═══ EXERCISE MATERIAL

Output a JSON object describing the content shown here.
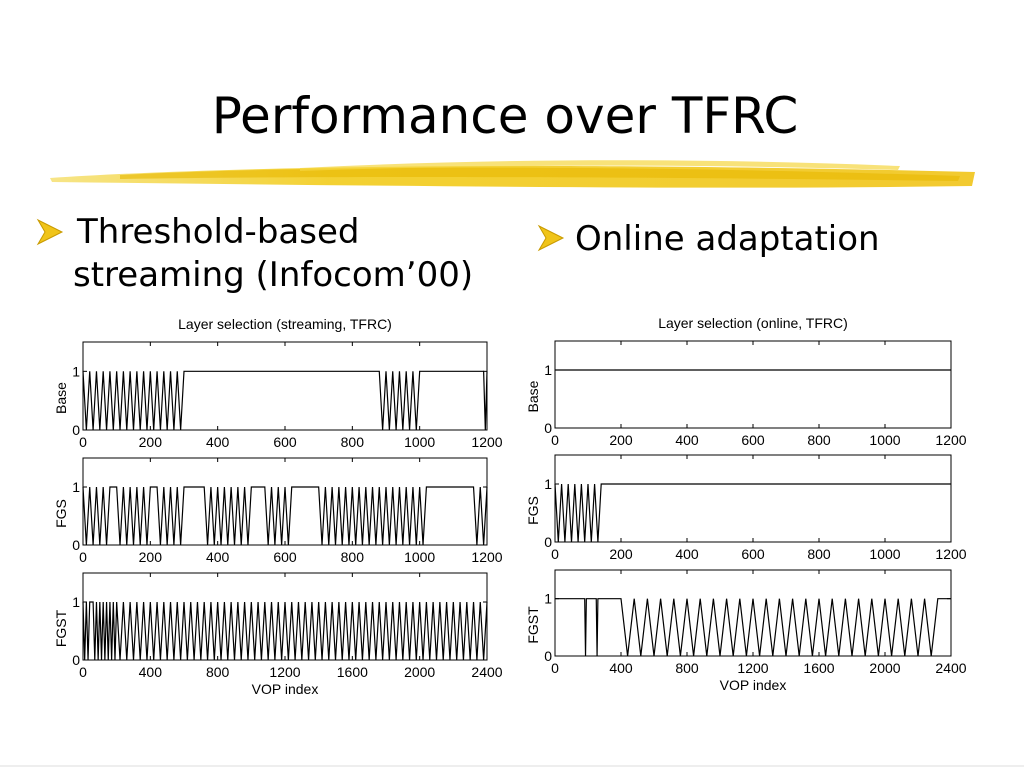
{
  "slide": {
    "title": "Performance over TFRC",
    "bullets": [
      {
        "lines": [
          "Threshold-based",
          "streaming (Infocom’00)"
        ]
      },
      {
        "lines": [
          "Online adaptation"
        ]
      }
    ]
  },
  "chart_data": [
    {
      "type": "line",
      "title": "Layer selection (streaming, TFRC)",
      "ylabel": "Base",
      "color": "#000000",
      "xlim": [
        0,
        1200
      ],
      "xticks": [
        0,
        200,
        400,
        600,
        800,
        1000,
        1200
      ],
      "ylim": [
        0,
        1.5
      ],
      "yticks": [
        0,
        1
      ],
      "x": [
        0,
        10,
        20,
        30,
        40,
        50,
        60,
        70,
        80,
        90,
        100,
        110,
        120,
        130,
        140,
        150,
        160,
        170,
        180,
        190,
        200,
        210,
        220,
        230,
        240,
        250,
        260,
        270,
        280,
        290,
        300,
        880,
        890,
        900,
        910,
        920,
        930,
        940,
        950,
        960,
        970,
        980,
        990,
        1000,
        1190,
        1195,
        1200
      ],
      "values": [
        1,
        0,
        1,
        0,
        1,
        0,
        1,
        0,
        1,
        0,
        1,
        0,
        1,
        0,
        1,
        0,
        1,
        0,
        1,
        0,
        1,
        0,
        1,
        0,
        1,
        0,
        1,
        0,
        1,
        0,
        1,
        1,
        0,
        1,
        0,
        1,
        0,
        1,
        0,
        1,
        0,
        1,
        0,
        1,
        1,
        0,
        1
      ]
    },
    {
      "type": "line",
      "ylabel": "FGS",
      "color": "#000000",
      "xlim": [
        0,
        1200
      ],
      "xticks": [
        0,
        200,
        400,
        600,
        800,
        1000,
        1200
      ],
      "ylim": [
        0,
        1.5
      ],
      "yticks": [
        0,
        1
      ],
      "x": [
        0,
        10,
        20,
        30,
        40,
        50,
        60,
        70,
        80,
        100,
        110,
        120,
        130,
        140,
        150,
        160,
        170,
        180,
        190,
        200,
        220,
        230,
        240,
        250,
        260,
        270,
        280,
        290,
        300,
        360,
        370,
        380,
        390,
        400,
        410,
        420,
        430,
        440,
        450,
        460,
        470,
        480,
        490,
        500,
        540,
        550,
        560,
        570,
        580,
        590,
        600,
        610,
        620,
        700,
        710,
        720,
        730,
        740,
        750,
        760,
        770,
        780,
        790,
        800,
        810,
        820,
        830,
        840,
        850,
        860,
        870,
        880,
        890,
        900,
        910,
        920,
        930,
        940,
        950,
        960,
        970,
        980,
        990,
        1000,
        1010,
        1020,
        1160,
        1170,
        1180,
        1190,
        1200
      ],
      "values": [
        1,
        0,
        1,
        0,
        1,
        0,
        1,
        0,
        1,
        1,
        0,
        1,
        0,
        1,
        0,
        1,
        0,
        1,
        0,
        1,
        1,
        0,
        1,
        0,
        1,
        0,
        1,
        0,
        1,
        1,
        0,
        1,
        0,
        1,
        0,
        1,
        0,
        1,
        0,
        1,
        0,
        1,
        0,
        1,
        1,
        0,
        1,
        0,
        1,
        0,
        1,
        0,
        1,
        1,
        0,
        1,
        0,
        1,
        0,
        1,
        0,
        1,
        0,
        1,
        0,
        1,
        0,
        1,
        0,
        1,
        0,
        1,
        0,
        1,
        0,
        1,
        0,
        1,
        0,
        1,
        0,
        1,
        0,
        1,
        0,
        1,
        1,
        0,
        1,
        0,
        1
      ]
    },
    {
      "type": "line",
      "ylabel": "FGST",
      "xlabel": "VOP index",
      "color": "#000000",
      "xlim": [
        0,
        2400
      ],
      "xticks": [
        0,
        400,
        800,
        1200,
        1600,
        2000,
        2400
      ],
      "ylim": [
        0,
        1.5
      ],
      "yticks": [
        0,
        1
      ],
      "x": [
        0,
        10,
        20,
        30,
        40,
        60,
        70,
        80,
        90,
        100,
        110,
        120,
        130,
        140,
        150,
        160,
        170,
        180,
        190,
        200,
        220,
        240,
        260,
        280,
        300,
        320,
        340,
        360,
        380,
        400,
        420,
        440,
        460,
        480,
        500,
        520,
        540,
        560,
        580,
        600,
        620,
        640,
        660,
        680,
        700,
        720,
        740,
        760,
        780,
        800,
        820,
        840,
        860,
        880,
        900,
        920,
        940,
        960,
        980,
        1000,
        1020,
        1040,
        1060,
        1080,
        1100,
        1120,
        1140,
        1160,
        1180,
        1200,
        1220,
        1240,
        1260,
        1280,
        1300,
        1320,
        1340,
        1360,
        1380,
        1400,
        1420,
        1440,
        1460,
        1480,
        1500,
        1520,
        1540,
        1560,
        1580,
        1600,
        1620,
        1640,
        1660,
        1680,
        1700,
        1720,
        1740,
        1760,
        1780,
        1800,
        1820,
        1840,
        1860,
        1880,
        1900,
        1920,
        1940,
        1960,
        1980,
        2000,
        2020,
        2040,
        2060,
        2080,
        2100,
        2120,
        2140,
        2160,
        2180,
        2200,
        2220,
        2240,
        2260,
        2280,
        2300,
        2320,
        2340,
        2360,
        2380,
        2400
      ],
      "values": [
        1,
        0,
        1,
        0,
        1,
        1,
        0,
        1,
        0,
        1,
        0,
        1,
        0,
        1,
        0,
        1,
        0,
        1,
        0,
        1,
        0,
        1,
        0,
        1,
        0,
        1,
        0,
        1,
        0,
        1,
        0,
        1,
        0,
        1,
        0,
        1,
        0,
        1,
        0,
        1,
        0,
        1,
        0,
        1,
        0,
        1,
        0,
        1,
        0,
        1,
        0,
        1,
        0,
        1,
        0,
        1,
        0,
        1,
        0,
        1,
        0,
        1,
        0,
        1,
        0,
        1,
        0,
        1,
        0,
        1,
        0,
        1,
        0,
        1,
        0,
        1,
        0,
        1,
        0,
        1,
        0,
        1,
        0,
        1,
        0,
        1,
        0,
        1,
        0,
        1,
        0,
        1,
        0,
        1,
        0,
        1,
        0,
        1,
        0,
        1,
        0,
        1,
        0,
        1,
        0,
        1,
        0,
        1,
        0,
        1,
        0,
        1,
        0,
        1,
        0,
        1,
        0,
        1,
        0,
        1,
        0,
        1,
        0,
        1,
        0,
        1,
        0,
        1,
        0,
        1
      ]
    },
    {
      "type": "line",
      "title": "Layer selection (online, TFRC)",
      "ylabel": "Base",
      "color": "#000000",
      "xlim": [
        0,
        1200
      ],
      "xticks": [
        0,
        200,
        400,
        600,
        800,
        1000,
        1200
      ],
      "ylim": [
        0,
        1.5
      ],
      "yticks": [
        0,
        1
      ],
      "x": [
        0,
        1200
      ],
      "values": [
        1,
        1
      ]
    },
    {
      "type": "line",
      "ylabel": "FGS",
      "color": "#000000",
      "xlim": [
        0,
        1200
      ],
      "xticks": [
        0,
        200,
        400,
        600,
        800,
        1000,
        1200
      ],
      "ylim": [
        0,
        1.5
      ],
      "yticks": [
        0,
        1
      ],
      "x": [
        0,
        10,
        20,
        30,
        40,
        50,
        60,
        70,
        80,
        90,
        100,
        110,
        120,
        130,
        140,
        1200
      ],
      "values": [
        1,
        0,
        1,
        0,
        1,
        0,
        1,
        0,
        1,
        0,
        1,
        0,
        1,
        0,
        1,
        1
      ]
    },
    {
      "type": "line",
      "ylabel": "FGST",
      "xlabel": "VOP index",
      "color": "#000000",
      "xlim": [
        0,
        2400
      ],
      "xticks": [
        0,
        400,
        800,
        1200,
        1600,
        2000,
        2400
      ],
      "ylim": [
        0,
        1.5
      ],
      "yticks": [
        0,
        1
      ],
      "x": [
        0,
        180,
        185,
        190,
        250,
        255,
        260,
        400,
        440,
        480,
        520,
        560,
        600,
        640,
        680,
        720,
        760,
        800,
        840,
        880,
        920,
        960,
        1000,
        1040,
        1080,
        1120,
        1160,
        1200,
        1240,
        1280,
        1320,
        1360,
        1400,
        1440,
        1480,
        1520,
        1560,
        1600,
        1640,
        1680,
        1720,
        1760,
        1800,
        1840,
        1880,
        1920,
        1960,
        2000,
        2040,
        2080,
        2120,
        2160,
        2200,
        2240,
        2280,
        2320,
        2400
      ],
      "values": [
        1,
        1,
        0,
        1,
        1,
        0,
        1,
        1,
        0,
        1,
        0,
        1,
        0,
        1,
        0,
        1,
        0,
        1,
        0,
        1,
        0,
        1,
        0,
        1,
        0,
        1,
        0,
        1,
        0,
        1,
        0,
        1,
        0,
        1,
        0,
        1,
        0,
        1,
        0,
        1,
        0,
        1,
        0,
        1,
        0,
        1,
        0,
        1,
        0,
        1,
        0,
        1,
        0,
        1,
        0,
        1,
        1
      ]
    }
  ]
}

══════

__EXERCISE DETAILS__
From the records above, copy every line that holds the word "streaming".

__SOLUTION TO THIS TASK__
          "streaming (Infocom’00)"
      "title": "Layer selection (streaming, TFRC)",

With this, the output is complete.